begin TEXT EXCERPT
Expats Sodajerk return to Pittsburgh to release new album | Music | Pittsburgh | Pittsburgh City Paper

Expats Sodajerk return to Pittsburgh to release new album

Expats Sodajerk return to Pittsburgh to release new album
They must love leavin': Sodajerk

When Sodajerk founders Bucky Goldstein and "Poppa" John Tucker relocated from Pittsburgh to Atlanta, Ga., in 2005, they immediately felt welcome at two venues: Eddie's Attic -- "the only place in Georgia where you can get Iron City beer" -- and The Star Bar. The grimy Star Bar seemed especially homey to the two country-rockers: "They have, behind plexiglass, all this Elvis memorabilia, and there's a jukebox in there that only plays Elvis stuff," says Tucker. "There's Catholic candles, and a place you can kneel and pray."

Last week, Sodajerk returned to these two venues, playing release shows for the first CD they've made since the big move.

If the proliferation of pedal steels, fiddles and high-speed chicken-pickin' guitars on Sodajerk 2 are any indication, it seems Goldstein and Tucker have spent a lot of quarters on the Star Bar's jukebox, spinning "Blue Moon of Kentucky." They've also dusted off their Old 97s records. Hardly old-timey but not jarringly revisionist, Sodajerk 2 runs the gamut of country hybrids. There's the high-octane hoedown of "Fuck n' Fight" alongside tearjerkers like "She Must Love Leavin'"; the country-billy opener, "Head On Collision"; and the raucous western swing of "Carbomb (To the Heart)."

"The last record was a real rock-oriented record," Tucker says, "and we were like, 'Let's shift gears and see what kind of country record we can come up with, if we go out with that mindset.'" Adding to the twang are new full-time Sodajerk members Blake Parris, on bass, and guitarist Ben Drankin, recruited from the Atlanta music scene.
end TEXT EXCERPT
begin SUPPLIED DATA
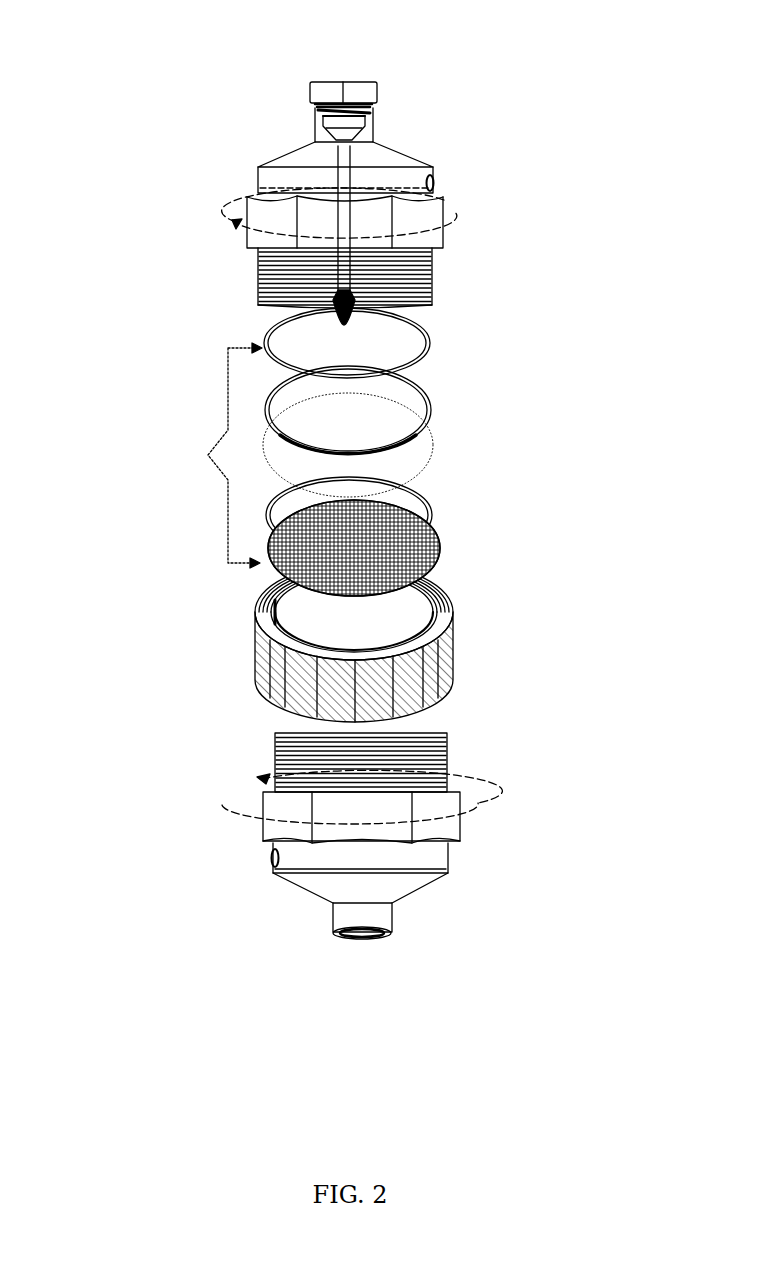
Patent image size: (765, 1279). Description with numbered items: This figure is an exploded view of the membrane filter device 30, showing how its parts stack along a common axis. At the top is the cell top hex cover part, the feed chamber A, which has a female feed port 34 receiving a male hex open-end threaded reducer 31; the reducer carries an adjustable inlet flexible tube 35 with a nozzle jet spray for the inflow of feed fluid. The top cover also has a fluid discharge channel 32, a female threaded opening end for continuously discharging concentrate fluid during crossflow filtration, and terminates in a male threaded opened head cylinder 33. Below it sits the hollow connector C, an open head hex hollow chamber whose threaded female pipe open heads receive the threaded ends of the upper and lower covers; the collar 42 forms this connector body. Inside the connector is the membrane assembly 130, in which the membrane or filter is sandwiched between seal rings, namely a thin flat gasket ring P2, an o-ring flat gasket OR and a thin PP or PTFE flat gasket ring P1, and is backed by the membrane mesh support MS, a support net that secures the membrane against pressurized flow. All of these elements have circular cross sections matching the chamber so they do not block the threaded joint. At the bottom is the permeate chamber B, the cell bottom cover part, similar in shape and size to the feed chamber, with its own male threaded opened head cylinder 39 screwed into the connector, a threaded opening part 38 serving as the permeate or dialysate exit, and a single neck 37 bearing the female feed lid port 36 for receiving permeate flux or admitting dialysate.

The membrane filter device 30 is at (457, 117).
The feed chamber A is at (457, 173).
The male hex open-end threaded reducer 31 is at (347, 75).
The female feed port 34 is at (313, 113).
The adjustable inlet flexible tube 35 is at (330, 195).
The fluid discharge channel 32 is at (434, 187).
The male threaded opened head cylinder 33 is at (431, 277).
The membrane assembly 130 is at (205, 455).
The flat gasket ring P2 is at (440, 346).
The o-ring flat gasket OR is at (263, 393).
The thin PP or PTFE flat gasket ring P1 is at (260, 500).
The membrane mesh support MS is at (445, 556).
The hollow connector C is at (254, 635).
The threaded collar 42 is at (447, 590).
The permeate chamber B is at (480, 869).
The male threaded opened head cylinder 39 is at (275, 763).
The threaded opening part 38 is at (275, 865).
The single neck 37 is at (333, 920).
The female feed lid port 36 is at (363, 937).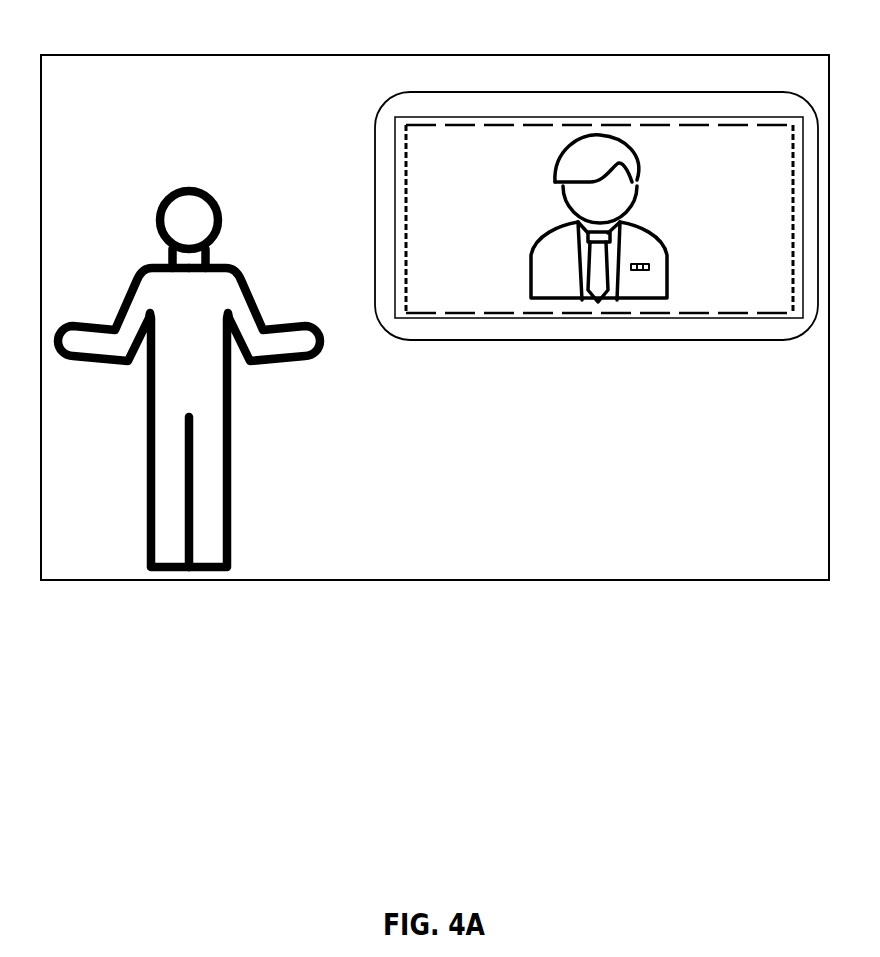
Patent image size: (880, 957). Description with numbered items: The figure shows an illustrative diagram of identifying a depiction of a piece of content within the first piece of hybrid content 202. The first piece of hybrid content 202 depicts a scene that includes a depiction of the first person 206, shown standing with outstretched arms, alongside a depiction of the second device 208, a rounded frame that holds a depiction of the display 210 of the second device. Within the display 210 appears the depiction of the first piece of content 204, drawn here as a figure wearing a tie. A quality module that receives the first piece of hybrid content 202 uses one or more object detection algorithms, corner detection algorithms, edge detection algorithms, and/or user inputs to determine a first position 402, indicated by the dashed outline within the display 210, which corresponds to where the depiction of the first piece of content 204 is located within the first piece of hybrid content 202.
end SUPPLIED DATA
* [SHORT TASK A]:
Summarize the Sodajerk article in two sentences.
* [SHORT TASK B]:
Reproduce the part of the Sodajerk article starting with "Expats Sodajerk return to Pittsburgh to release new album |" and going on through "the big move.".
* [SHORT TASK C]:
In the Sodajerk article, what instrument does new member Blake Parris play?
The records were taken from a separate source.

* [RESULT A]:
Sodajerk founders Bucky Goldstein and "Poppa" John Tucker moved from Pittsburgh to Atlanta in 2005 and last week played release shows at Eddie's Attic and The Star Bar for Sodajerk 2, their first CD since the move. The album runs the gamut of country hybrids, a shift from the band's rock-oriented last record, and the group has added bassist Blake Parris and guitarist Ben Drankin as full-time members.

* [RESULT B]:
Expats Sodajerk return to Pittsburgh to release new album | Music | Pittsburgh | Pittsburgh City Paper

Expats Sodajerk return to Pittsburgh to release new album

Expats Sodajerk return to Pittsburgh to release new album
They must love leavin': Sodajerk

When Sodajerk founders Bucky Goldstein and "Poppa" John Tucker relocated from Pittsburgh to Atlanta, Ga., in 2005, they immediately felt welcome at two venues: Eddie's Attic -- "the only place in Georgia where you can get Iron City beer" -- and The Star Bar. The grimy Star Bar seemed especially homey to the two country-rockers: "They have, behind plexiglass, all this Elvis memorabilia, and there's a jukebox in there that only plays Elvis stuff," says Tucker. "There's Catholic candles, and a place you can kneel and pray."

Last week, Sodajerk returned to these two venues, playing release shows for the first CD they've made since the big move.

* [RESULT C]:
Bass.